» Task inputs
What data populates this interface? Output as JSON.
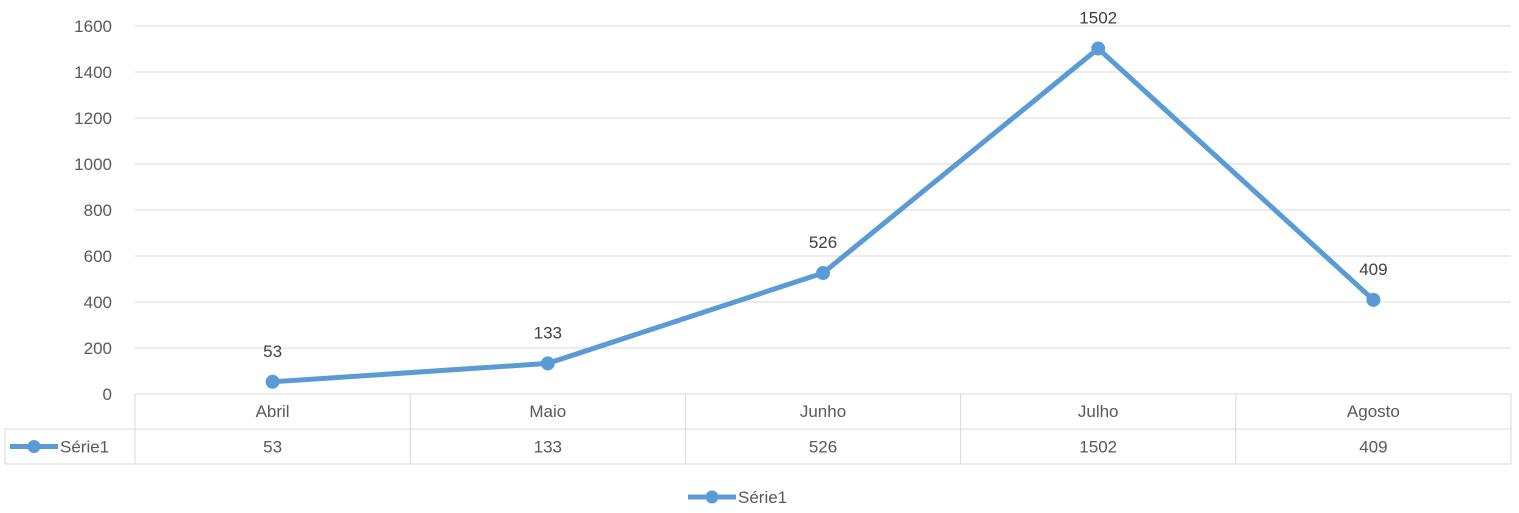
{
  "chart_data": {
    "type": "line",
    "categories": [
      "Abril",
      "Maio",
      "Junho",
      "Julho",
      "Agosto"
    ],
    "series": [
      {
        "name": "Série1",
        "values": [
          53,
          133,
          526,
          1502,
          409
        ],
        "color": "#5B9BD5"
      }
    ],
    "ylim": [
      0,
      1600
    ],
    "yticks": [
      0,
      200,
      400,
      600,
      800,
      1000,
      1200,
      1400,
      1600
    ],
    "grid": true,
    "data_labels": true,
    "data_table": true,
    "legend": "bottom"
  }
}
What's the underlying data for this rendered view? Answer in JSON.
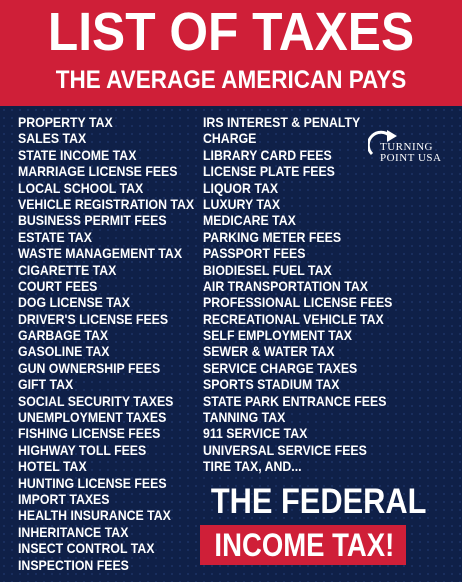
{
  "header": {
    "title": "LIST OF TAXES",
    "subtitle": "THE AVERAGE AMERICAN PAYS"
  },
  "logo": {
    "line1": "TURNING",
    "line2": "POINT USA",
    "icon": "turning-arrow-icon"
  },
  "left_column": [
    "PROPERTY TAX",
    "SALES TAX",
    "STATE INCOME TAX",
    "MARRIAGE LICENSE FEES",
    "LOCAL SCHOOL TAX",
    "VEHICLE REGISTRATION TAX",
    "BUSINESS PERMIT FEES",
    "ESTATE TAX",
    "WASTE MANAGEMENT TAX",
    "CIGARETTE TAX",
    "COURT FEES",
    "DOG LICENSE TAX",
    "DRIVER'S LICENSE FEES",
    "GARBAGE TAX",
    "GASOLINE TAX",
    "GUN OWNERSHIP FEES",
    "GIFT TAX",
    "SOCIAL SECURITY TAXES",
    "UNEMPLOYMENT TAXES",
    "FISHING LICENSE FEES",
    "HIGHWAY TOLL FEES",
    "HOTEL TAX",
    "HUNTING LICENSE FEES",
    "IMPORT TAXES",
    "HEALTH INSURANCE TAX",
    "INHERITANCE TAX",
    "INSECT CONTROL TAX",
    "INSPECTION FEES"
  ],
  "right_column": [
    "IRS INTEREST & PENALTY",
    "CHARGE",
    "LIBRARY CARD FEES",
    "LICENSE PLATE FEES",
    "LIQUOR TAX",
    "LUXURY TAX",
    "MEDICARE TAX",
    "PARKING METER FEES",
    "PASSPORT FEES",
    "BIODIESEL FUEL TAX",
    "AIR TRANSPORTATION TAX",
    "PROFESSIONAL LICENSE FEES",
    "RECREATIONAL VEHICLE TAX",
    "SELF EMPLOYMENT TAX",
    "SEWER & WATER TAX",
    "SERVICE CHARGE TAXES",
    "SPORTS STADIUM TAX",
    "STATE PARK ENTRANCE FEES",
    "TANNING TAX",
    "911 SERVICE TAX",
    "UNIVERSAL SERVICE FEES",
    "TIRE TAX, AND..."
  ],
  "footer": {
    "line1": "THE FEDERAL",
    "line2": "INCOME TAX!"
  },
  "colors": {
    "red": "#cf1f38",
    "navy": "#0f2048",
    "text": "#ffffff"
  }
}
--
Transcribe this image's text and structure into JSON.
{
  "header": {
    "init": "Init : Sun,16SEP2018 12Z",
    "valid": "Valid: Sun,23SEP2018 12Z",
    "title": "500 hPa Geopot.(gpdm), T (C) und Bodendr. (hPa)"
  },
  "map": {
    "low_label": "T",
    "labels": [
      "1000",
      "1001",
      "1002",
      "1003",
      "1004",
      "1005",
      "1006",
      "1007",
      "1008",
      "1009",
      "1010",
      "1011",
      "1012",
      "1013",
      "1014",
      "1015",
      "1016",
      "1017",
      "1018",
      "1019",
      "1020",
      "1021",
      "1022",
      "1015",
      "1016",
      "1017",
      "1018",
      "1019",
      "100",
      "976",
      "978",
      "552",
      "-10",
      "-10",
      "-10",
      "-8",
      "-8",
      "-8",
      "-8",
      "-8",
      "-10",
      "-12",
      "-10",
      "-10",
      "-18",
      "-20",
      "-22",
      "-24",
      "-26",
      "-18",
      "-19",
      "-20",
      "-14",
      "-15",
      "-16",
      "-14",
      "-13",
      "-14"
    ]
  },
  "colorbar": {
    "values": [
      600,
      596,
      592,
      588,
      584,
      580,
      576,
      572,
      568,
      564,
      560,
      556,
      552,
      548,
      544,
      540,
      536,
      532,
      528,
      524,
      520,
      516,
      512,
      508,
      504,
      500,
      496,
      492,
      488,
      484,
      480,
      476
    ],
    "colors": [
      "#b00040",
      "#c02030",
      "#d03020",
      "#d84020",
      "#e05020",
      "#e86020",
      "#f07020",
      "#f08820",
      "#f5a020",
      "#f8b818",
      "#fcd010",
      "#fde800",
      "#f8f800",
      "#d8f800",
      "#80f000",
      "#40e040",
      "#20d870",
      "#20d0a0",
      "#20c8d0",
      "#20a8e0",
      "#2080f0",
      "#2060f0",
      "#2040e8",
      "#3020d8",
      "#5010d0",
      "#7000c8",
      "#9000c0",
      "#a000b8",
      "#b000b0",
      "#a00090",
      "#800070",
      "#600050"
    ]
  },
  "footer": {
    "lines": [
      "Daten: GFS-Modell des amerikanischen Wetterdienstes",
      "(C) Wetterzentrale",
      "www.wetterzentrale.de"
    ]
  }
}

» The problem
For each line above that contains the word "true", copy that line.

» Complete answer
    "grid": true,
    "data_labels": true,
    "data_table": true,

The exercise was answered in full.